= SET PROBLEM =
Gather all lines in the entries that include the word "LADANG".

--- start of DATA SHOWN ---

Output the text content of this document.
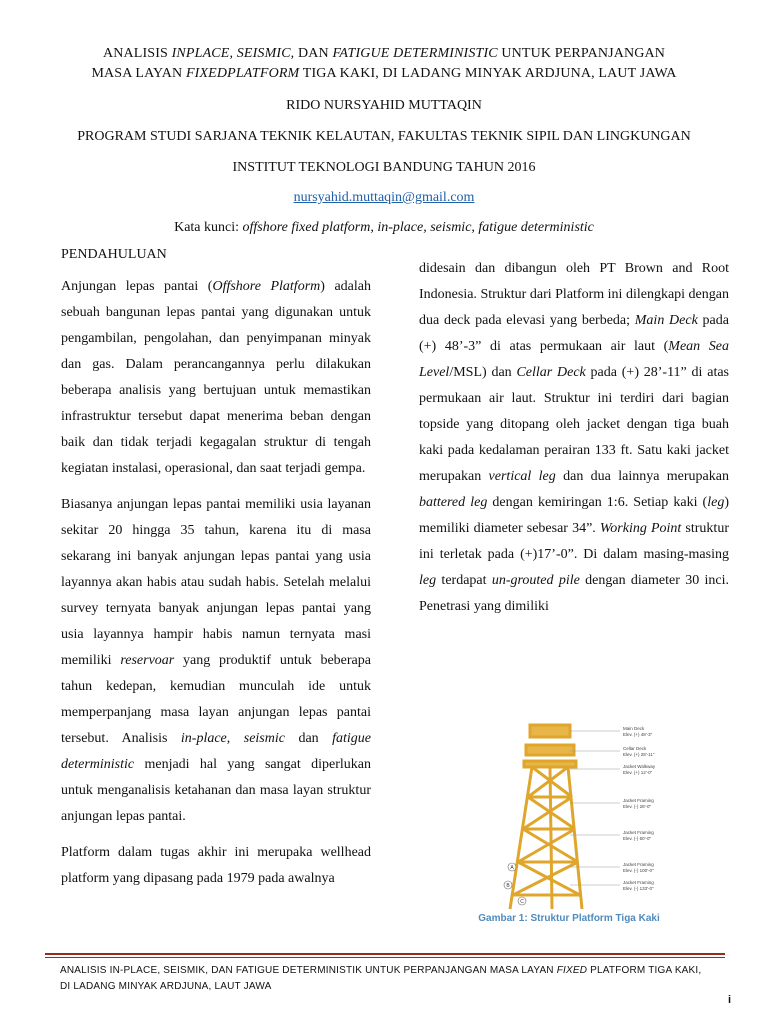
ANALISIS INPLACE, SEISMIC, DAN FATIGUE DETERMINISTIC UNTUK PERPANJANGAN
MASA LAYAN FIXEDPLATFORM TIGA KAKI, DI LADANG MINYAK ARDJUNA, LAUT JAWA
RIDO NURSYAHID MUTTAQIN
PROGRAM STUDI SARJANA TEKNIK KELAUTAN, FAKULTAS TEKNIK SIPIL DAN LINGKUNGAN
INSTITUT TEKNOLOGI BANDUNG TAHUN 2016
nursyahid.muttaqin@gmail.com
Kata kunci: offshore fixed platform, in-place, seismic, fatigue deterministic
PENDAHULUAN

Anjungan lepas pantai (Offshore Platform) adalah sebuah bangunan lepas pantai yang digunakan untuk pengambilan, pengolahan, dan penyimpanan minyak dan gas. Dalam perancangannya perlu dilakukan beberapa analisis yang bertujuan untuk memastikan infrastruktur tersebut dapat menerima beban dengan baik dan tidak terjadi kegagalan struktur di tengah kegiatan instalasi, operasional, dan saat terjadi gempa.

Biasanya anjungan lepas pantai memiliki usia layanan sekitar 20 hingga 35 tahun, karena itu di masa sekarang ini banyak anjungan lepas pantai yang usia layannya akan habis atau sudah habis. Setelah melalui survey ternyata banyak anjungan lepas pantai yang usia layannya hampir habis namun ternyata masi memiliki reservoar yang produktif untuk beberapa tahun kedepan, kemudian munculah ide untuk memperpanjang masa layan anjungan lepas pantai tersebut. Analisis in-place, seismic dan fatigue deterministic menjadi hal yang sangat diperlukan untuk menganalisis ketahanan dan masa layan struktur anjungan lepas pantai.

Platform dalam tugas akhir ini merupaka wellhead platform yang dipasang pada 1979 pada awalnya

didesain dan dibangun oleh PT Brown and Root Indonesia. Struktur dari Platform ini dilengkapi dengan dua deck pada elevasi yang berbeda; Main Deck pada (+) 48’-3” di atas permukaan air laut (Mean Sea Level/MSL) dan Cellar Deck pada (+) 28’-11” di atas permukaan air laut. Struktur ini terdiri dari bagian topside yang ditopang oleh jacket dengan tiga buah kaki pada kedalaman perairan 133 ft. Satu kaki jacket merupakan vertical leg dan dua lainnya merupakan battered leg dengan kemiringan 1:6. Setiap kaki (leg) memiliki diameter sebesar 34”. Working Point struktur ini terletak pada (+)17’-0”. Di dalam masing-masing leg terdapat un-grouted pile dengan diameter 30 inci. Penetrasi yang dimiliki

Main Deck
Elev. (+) 48'-3"
Cellar Deck
Elev. (+) 28'-11"
Jacket Walkway
Elev. (+) 12'-0"
Jacket Framing
Elev. (-) 28'-0"
Jacket Framing
Elev. (-) 60'-0"
Jacket Framing
Elev. (-) 100'-0"
Jacket Framing
Elev. (-) 133'-0"
A
B
C
Gambar 1: Struktur Platform Tiga Kaki
ANALISIS IN-PLACE, SEISMIK, DAN FATIGUE DETERMINISTIK UNTUK PERPANJANGAN MASA LAYAN FIXED PLATFORM TIGA KAKI,
DI LADANG MINYAK ARDJUNA, LAUT JAWA
i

--- end of DATA SHOWN ---

= TASK RESPONSE =
MASA LAYAN FIXEDPLATFORM TIGA KAKI, DI LADANG MINYAK ARDJUNA, LAUT JAWA
DI LADANG MINYAK ARDJUNA, LAUT JAWA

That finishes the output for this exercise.